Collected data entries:
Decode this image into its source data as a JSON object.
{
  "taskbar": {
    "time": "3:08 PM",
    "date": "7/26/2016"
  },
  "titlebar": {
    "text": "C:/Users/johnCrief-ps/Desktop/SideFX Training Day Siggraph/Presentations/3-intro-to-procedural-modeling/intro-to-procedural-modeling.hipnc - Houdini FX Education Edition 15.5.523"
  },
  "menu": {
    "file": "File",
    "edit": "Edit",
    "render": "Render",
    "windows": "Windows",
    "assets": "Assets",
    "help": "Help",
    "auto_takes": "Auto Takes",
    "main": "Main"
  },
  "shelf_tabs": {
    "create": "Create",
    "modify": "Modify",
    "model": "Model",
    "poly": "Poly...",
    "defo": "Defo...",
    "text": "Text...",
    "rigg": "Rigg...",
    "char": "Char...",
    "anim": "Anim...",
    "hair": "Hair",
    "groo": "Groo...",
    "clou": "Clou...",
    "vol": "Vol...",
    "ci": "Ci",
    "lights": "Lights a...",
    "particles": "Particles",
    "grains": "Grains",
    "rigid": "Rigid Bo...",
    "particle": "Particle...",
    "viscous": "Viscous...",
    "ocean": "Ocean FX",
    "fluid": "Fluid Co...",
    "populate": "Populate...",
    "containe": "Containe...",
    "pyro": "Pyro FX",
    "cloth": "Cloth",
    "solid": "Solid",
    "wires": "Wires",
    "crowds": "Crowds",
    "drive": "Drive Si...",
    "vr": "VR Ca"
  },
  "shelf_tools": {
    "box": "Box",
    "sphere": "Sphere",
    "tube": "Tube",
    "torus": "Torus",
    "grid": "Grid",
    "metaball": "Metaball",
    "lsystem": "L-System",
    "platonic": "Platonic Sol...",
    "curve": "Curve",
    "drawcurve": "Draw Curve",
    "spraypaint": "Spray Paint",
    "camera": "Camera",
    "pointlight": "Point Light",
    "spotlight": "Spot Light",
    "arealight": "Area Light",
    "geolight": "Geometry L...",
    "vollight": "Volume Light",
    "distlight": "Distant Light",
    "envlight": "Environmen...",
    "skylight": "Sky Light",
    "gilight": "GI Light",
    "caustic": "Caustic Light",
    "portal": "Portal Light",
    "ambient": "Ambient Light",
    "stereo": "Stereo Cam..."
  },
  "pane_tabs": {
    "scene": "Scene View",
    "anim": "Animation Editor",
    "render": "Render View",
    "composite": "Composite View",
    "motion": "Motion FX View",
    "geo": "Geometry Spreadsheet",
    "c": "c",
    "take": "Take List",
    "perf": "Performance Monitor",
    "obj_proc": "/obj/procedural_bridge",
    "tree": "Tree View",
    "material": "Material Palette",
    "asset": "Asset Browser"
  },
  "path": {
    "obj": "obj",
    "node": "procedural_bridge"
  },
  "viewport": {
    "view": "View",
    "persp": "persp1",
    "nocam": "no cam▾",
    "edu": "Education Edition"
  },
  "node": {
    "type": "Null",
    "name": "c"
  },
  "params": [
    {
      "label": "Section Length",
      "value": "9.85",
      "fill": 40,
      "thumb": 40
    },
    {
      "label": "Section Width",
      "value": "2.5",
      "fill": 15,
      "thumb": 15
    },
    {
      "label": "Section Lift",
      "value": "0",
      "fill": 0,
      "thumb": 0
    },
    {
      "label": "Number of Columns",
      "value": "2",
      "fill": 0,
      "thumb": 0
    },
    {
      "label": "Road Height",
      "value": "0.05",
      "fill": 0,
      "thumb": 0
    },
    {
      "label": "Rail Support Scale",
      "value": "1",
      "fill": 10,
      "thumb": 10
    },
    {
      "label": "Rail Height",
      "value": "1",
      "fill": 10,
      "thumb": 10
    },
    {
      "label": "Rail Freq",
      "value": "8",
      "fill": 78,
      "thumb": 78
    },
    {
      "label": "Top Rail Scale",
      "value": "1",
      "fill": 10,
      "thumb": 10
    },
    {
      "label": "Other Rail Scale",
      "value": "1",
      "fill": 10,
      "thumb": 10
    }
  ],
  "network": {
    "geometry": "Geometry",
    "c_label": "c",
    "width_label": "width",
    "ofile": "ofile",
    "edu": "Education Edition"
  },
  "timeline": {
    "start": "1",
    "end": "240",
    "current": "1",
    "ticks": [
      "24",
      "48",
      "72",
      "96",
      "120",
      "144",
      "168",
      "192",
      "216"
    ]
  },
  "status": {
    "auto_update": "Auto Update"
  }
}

* [What to work on]
State how many lines hold the word "Rail". The number is the whole answer.

* [Exercise result]
5